ITEMS>
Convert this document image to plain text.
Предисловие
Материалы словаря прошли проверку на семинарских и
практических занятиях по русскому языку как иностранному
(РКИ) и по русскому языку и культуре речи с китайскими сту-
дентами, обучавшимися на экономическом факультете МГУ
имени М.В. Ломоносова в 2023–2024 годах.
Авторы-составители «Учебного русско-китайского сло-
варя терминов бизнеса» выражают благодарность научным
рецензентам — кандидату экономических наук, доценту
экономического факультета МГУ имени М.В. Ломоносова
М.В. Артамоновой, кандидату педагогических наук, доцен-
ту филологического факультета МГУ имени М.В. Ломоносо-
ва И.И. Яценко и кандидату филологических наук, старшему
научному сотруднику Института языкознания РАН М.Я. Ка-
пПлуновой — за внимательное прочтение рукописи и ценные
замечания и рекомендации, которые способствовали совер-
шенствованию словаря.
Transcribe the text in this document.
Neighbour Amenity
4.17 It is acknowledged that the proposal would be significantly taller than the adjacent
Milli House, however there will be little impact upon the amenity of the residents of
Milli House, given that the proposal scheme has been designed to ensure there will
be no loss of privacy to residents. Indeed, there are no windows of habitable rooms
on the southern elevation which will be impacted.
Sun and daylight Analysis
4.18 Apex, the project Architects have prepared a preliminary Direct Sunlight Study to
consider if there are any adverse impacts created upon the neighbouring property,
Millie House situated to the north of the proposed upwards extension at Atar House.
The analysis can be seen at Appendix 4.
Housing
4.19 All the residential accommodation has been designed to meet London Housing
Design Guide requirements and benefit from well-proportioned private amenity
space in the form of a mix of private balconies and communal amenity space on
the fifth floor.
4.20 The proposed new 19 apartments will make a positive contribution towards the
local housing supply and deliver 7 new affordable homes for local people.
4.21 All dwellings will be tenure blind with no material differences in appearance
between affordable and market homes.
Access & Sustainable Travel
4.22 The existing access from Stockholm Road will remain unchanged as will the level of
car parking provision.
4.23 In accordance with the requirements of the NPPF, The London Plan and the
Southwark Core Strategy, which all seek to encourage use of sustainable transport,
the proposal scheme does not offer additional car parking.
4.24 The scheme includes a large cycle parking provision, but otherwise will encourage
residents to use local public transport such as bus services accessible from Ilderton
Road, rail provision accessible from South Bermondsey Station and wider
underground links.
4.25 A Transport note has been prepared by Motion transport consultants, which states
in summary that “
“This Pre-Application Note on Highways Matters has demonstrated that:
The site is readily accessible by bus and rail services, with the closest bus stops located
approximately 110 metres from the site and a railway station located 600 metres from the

PROBLEM> Consider the entries above and return each line with the string "site".

RESPONSE BELOW>
The site is readily accessible by bus and rail services, with the closest bus stops located
approximately 110 metres from the site and a railway station located 600 metres from the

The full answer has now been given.